====== Stored rows

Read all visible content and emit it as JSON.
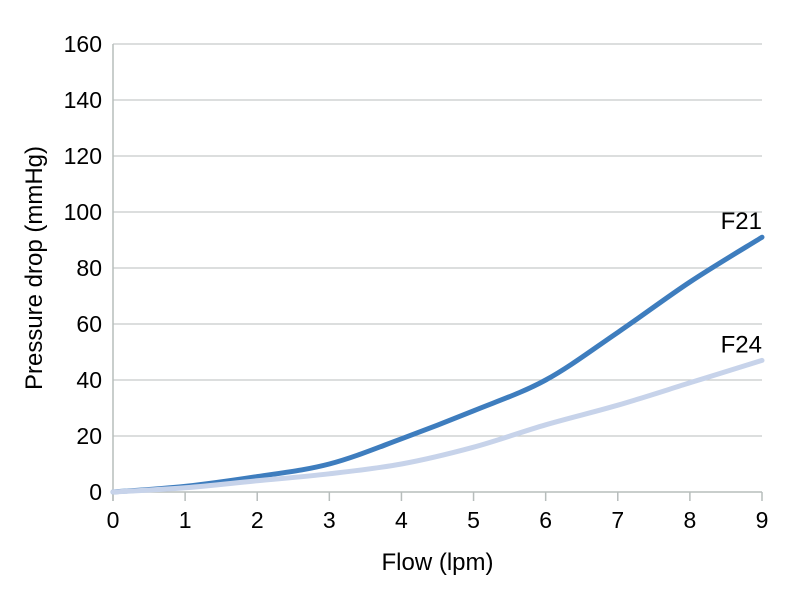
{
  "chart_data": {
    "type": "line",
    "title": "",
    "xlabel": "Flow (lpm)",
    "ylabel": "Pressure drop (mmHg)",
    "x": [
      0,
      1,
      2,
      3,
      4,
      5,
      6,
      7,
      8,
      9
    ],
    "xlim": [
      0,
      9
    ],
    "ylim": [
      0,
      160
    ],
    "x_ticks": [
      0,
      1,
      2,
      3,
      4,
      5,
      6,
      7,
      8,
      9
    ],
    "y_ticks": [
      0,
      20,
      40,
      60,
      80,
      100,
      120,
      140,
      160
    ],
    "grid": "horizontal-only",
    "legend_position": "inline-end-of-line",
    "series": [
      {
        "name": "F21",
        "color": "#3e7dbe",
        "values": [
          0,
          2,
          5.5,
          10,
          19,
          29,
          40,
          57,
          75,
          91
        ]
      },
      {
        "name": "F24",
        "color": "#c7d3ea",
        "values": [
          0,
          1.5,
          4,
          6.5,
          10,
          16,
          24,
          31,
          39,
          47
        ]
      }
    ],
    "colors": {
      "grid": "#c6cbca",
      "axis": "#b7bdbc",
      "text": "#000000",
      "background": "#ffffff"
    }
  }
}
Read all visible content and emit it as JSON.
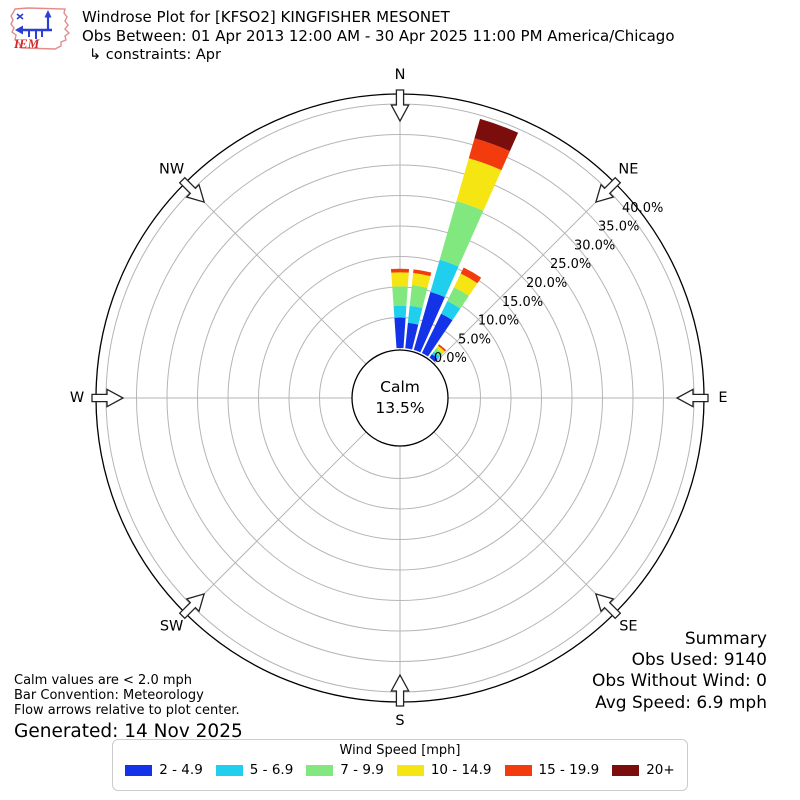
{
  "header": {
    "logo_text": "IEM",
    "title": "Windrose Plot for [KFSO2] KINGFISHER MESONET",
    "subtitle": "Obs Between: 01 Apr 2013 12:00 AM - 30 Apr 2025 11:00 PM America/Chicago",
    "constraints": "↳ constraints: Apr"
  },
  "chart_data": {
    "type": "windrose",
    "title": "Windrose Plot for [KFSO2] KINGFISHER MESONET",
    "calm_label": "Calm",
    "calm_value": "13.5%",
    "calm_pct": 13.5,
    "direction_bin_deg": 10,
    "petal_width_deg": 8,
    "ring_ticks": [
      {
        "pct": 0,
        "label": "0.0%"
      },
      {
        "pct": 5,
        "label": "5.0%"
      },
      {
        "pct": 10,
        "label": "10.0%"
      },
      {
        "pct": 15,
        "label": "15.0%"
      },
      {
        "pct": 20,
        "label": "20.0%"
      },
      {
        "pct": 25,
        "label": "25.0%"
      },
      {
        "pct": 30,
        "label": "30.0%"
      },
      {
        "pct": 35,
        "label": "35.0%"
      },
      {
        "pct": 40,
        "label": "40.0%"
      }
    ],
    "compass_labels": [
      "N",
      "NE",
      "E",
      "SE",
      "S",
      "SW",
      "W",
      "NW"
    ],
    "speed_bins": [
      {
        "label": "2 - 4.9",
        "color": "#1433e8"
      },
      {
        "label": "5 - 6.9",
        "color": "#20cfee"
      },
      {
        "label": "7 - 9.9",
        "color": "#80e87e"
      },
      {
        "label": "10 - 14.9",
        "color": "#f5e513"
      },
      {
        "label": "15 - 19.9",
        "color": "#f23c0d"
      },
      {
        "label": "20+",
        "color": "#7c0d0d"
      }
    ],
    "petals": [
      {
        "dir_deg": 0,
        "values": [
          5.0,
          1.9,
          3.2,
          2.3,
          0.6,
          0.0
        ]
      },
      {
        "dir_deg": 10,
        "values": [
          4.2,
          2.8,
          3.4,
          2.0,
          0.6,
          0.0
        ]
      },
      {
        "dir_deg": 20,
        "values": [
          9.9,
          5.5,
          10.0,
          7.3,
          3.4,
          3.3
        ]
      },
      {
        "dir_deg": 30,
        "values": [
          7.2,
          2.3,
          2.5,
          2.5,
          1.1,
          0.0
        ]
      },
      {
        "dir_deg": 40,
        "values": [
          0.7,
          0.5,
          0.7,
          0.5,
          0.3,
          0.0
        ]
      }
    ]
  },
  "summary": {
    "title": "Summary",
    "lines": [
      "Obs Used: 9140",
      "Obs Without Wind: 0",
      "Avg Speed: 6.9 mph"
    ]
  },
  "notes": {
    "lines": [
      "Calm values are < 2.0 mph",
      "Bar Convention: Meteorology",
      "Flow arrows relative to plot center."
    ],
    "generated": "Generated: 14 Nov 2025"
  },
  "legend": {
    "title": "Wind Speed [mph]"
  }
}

============

* [Task objective] Write out the full listing verbatim, excluding its pictures.

* [Right answer]
Read all visible content and emit it as JSON.
{
  "chart_data": {
    "type": "line",
    "title": "",
    "xlabel": "Flow (lpm)",
    "ylabel": "Pressure drop (mmHg)",
    "x": [
      0,
      1,
      2,
      3,
      4,
      5,
      6,
      7,
      8,
      9
    ],
    "xlim": [
      0,
      9
    ],
    "ylim": [
      0,
      160
    ],
    "x_ticks": [
      0,
      1,
      2,
      3,
      4,
      5,
      6,
      7,
      8,
      9
    ],
    "y_ticks": [
      0,
      20,
      40,
      60,
      80,
      100,
      120,
      140,
      160
    ],
    "grid": "horizontal-only",
    "legend_position": "inline-end-of-line",
    "series": [
      {
        "name": "F21",
        "color": "#3e7dbe",
        "values": [
          0,
          2,
          5.5,
          10,
          19,
          29,
          40,
          57,
          75,
          91
        ]
      },
      {
        "name": "F24",
        "color": "#c7d3ea",
        "values": [
          0,
          1.5,
          4,
          6.5,
          10,
          16,
          24,
          31,
          39,
          47
        ]
      }
    ],
    "colors": {
      "grid": "#c6cbca",
      "axis": "#b7bdbc",
      "text": "#000000",
      "background": "#ffffff"
    }
  }
}
Read all visible content and emit it as JSON.
{
  "header": {
    "logo_text": "IEM",
    "title": "Windrose Plot for [KFSO2] KINGFISHER MESONET",
    "subtitle": "Obs Between: 01 Apr 2013 12:00 AM - 30 Apr 2025 11:00 PM America/Chicago",
    "constraints": "↳ constraints: Apr"
  },
  "chart_data": {
    "type": "windrose",
    "title": "Windrose Plot for [KFSO2] KINGFISHER MESONET",
    "calm_label": "Calm",
    "calm_value": "13.5%",
    "calm_pct": 13.5,
    "direction_bin_deg": 10,
    "petal_width_deg": 8,
    "ring_ticks": [
      {
        "pct": 0,
        "label": "0.0%"
      },
      {
        "pct": 5,
        "label": "5.0%"
      },
      {
        "pct": 10,
        "label": "10.0%"
      },
      {
        "pct": 15,
        "label": "15.0%"
      },
      {
        "pct": 20,
        "label": "20.0%"
      },
      {
        "pct": 25,
        "label": "25.0%"
      },
      {
        "pct": 30,
        "label": "30.0%"
      },
      {
        "pct": 35,
        "label": "35.0%"
      },
      {
        "pct": 40,
        "label": "40.0%"
      }
    ],
    "compass_labels": [
      "N",
      "NE",
      "E",
      "SE",
      "S",
      "SW",
      "W",
      "NW"
    ],
    "speed_bins": [
      {
        "label": "2 - 4.9",
        "color": "#1433e8"
      },
      {
        "label": "5 - 6.9",
        "color": "#20cfee"
      },
      {
        "label": "7 - 9.9",
        "color": "#80e87e"
      },
      {
        "label": "10 - 14.9",
        "color": "#f5e513"
      },
      {
        "label": "15 - 19.9",
        "color": "#f23c0d"
      },
      {
        "label": "20+",
        "color": "#7c0d0d"
      }
    ],
    "petals": [
      {
        "dir_deg": 0,
        "values": [
          5.0,
          1.9,
          3.2,
          2.3,
          0.6,
          0.0
        ]
      },
      {
        "dir_deg": 10,
        "values": [
          4.2,
          2.8,
          3.4,
          2.0,
          0.6,
          0.0
        ]
      },
      {
        "dir_deg": 20,
        "values": [
          9.9,
          5.5,
          10.0,
          7.3,
          3.4,
          3.3
        ]
      },
      {
        "dir_deg": 30,
        "values": [
          7.2,
          2.3,
          2.5,
          2.5,
          1.1,
          0.0
        ]
      },
      {
        "dir_deg": 40,
        "values": [
          0.7,
          0.5,
          0.7,
          0.5,
          0.3,
          0.0
        ]
      }
    ]
  },
  "summary": {
    "title": "Summary",
    "lines": [
      "Obs Used: 9140",
      "Obs Without Wind: 0",
      "Avg Speed: 6.9 mph"
    ]
  },
  "notes": {
    "lines": [
      "Calm values are < 2.0 mph",
      "Bar Convention: Meteorology",
      "Flow arrows relative to plot center."
    ],
    "generated": "Generated: 14 Nov 2025"
  },
  "legend": {
    "title": "Wind Speed [mph]"
  }
}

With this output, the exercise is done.